— Stated exercise —
Scan the data below. Pull out each line where "ylabel" occurs.

▬▬▬▬▬▬▬▬▬▬

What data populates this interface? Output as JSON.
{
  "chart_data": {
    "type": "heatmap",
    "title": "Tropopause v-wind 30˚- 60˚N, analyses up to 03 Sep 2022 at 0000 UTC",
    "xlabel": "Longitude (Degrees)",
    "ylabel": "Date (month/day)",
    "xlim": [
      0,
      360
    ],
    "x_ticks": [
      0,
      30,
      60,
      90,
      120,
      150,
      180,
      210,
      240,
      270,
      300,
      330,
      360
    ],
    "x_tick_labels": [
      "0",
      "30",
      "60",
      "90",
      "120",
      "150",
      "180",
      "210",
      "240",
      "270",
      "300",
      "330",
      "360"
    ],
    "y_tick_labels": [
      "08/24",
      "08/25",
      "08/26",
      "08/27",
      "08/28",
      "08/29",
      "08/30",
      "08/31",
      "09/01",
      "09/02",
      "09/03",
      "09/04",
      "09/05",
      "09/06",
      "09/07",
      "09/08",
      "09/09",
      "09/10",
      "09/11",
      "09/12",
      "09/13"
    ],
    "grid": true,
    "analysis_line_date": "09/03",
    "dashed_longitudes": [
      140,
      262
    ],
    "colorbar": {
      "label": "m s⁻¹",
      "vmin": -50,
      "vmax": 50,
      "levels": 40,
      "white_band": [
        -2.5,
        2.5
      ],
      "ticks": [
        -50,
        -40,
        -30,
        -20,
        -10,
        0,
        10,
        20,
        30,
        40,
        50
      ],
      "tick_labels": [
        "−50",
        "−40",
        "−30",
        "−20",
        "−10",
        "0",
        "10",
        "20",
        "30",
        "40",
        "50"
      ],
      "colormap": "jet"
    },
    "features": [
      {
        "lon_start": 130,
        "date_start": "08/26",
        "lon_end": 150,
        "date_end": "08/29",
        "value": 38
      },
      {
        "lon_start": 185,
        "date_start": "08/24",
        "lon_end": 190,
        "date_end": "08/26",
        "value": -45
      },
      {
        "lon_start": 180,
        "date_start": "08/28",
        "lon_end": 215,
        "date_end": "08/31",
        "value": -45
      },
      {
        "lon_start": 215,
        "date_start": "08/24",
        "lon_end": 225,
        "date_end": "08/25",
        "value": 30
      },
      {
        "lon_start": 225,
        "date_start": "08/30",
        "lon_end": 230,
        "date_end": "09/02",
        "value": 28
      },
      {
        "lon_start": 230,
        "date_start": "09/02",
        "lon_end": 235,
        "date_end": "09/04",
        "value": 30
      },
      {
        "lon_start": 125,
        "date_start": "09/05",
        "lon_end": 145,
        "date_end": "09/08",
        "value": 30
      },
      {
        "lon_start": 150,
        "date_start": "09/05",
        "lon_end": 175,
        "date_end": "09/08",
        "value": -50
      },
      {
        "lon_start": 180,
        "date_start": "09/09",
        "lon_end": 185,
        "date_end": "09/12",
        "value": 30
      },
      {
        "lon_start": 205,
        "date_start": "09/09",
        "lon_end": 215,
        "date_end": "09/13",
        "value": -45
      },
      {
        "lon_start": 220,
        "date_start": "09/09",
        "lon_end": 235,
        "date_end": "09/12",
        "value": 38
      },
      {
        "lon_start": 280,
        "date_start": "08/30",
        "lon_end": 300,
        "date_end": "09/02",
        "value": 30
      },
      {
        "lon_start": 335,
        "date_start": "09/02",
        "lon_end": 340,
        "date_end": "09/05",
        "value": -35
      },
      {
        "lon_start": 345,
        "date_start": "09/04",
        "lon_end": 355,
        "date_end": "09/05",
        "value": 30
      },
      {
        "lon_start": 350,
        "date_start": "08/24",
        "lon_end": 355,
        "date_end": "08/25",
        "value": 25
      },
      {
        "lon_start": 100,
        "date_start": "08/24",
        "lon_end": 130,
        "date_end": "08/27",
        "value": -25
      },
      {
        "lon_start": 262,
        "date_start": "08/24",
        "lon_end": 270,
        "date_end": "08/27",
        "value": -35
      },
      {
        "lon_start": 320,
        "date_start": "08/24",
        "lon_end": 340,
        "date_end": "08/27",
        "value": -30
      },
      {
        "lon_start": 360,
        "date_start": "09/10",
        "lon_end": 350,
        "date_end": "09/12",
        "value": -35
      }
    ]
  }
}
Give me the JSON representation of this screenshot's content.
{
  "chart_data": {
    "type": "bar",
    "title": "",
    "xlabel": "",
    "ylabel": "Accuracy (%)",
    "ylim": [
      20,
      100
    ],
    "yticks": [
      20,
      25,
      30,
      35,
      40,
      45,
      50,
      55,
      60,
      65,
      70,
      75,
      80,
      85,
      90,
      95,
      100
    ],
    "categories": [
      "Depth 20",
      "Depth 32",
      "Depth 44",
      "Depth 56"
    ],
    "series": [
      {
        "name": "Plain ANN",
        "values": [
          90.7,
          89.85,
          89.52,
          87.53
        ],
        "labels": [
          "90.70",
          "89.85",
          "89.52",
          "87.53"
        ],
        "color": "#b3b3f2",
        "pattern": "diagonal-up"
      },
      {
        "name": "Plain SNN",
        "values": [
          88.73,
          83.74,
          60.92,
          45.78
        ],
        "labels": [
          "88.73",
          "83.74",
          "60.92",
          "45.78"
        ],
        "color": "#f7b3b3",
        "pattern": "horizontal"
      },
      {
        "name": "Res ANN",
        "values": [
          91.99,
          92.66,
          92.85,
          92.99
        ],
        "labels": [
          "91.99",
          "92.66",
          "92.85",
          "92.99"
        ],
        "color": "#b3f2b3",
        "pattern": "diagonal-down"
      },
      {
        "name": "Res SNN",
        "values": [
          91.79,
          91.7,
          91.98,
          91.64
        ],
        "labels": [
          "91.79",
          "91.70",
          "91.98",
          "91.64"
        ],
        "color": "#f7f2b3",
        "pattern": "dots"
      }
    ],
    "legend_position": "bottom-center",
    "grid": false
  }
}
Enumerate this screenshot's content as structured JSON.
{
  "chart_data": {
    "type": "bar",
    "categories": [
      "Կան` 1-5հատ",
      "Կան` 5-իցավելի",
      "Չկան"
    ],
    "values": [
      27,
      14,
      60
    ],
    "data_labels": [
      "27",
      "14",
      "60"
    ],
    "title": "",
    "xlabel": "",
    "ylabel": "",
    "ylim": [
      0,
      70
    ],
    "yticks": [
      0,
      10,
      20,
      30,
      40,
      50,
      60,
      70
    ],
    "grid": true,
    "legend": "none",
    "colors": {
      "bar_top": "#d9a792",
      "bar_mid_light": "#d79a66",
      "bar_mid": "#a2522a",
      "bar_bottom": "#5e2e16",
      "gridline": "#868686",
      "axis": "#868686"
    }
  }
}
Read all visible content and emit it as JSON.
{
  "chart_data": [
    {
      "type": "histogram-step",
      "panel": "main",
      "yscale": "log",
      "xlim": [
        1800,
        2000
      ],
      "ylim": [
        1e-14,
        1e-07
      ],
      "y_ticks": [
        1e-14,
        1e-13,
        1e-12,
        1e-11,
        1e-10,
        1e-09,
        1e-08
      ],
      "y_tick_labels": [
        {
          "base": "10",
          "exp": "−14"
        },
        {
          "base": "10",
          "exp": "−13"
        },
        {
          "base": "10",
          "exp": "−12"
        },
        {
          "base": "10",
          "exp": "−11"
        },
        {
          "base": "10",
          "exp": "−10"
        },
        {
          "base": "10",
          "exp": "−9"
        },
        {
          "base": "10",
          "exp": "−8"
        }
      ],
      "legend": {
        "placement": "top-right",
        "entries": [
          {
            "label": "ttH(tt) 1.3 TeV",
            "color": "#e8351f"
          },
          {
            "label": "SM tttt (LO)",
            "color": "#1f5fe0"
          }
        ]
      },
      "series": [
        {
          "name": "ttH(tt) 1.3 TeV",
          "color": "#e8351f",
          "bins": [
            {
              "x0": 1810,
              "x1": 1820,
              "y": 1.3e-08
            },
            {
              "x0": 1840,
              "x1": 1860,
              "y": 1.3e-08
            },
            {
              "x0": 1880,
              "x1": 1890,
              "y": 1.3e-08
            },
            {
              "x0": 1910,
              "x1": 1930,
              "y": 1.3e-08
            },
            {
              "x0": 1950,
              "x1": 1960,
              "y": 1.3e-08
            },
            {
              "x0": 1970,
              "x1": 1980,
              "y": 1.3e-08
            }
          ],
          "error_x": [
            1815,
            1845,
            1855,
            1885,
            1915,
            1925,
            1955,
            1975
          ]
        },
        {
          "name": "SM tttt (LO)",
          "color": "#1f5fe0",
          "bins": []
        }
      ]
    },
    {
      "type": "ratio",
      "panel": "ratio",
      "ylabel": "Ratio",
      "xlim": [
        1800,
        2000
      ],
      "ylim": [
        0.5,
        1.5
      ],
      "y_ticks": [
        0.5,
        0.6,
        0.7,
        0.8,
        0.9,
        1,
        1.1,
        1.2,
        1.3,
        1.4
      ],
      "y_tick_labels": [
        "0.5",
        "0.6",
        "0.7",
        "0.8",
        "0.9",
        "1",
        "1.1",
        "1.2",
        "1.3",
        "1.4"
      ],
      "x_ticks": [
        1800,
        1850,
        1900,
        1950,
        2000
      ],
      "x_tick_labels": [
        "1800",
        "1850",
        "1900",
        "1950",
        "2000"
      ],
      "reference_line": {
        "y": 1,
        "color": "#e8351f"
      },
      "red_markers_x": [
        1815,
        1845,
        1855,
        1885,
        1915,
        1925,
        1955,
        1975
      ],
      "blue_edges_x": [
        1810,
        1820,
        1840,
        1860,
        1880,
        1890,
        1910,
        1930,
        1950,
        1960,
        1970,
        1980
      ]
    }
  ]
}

▬▬▬▬▬▬▬▬▬▬

— Complete response —
    "ylabel": "Date (month/day)",
    "ylabel": "Accuracy (%)",
    "ylabel": "",
      "ylabel": "Ratio",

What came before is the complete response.